Say how many lines include "name", with no words around the number.
====== DATA ENTRIES ======
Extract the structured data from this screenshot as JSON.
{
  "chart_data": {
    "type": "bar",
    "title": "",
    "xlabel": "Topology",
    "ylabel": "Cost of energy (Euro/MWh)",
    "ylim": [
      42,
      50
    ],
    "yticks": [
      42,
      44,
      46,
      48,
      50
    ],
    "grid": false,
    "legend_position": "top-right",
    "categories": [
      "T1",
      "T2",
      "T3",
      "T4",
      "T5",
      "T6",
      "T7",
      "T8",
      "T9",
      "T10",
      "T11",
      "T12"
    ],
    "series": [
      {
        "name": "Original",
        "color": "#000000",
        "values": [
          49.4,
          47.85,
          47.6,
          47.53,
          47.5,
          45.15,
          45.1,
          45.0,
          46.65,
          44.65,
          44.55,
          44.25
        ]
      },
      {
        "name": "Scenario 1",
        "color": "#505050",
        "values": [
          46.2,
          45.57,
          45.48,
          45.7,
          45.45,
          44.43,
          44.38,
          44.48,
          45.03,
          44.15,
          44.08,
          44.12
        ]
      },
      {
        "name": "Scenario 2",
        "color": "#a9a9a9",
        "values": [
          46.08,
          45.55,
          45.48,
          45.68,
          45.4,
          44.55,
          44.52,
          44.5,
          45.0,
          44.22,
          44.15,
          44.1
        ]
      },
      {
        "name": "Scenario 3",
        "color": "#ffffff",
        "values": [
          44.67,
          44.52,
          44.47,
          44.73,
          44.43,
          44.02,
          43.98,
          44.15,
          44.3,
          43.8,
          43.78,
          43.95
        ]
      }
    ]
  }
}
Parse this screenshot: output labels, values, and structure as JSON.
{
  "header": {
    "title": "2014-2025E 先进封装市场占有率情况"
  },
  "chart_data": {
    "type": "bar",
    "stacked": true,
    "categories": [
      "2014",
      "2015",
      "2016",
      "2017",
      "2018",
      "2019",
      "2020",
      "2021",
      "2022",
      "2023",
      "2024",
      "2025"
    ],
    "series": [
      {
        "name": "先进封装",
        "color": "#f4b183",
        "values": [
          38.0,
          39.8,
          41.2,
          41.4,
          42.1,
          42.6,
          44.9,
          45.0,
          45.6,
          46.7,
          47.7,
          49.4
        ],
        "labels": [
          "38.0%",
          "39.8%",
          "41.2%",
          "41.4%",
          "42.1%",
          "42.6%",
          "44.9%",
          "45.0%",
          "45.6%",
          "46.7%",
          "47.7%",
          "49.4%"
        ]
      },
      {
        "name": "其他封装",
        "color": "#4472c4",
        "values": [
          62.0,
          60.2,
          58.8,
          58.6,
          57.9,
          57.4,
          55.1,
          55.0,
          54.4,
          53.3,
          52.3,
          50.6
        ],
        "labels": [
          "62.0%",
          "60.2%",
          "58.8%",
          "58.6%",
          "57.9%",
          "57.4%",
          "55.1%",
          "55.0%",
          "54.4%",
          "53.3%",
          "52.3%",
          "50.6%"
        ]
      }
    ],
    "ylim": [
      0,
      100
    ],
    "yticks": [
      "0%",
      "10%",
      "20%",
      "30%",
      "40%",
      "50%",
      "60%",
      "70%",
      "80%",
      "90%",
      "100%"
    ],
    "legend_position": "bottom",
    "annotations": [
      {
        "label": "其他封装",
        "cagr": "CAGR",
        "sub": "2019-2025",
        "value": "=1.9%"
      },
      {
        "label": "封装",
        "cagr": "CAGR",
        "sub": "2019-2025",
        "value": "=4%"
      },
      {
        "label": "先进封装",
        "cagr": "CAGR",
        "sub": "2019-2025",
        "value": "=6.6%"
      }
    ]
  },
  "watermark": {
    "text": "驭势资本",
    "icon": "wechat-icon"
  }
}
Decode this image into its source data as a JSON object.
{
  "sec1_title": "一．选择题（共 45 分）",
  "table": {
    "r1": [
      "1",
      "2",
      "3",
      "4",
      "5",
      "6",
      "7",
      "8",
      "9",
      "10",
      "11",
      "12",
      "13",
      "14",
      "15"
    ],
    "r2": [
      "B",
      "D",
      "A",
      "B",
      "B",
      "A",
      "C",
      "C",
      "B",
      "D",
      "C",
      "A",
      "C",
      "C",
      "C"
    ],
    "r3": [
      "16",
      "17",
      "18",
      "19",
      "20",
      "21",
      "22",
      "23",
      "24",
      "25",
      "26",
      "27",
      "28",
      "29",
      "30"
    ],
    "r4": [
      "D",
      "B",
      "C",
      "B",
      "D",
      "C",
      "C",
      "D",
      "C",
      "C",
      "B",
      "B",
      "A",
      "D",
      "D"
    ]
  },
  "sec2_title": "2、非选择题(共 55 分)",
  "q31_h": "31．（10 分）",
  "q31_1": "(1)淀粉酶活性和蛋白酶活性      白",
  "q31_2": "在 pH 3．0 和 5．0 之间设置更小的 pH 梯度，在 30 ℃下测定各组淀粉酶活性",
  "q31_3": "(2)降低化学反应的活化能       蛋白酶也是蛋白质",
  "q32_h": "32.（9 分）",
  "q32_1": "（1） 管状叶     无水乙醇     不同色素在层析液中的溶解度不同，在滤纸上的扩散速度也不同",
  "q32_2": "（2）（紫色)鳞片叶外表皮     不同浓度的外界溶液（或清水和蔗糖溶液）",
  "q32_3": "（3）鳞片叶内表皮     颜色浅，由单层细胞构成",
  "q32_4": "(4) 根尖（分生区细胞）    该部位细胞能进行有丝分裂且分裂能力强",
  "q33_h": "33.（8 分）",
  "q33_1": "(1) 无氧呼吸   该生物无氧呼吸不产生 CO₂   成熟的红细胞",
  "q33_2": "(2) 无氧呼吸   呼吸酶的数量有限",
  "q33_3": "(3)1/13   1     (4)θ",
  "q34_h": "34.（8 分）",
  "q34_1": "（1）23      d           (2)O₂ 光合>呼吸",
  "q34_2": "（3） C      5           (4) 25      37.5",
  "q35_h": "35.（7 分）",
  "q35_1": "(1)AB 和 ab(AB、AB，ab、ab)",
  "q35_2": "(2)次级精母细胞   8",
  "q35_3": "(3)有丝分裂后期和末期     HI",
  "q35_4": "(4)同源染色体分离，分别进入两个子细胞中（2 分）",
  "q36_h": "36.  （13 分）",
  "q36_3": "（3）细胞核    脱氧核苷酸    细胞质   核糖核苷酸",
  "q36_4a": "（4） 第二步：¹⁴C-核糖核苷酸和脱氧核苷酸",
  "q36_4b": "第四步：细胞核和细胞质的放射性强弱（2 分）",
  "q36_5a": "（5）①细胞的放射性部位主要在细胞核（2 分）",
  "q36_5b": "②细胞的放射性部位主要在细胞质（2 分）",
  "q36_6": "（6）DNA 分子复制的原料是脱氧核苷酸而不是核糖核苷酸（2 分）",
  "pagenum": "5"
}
======
### WRITTEN RESPONSE
6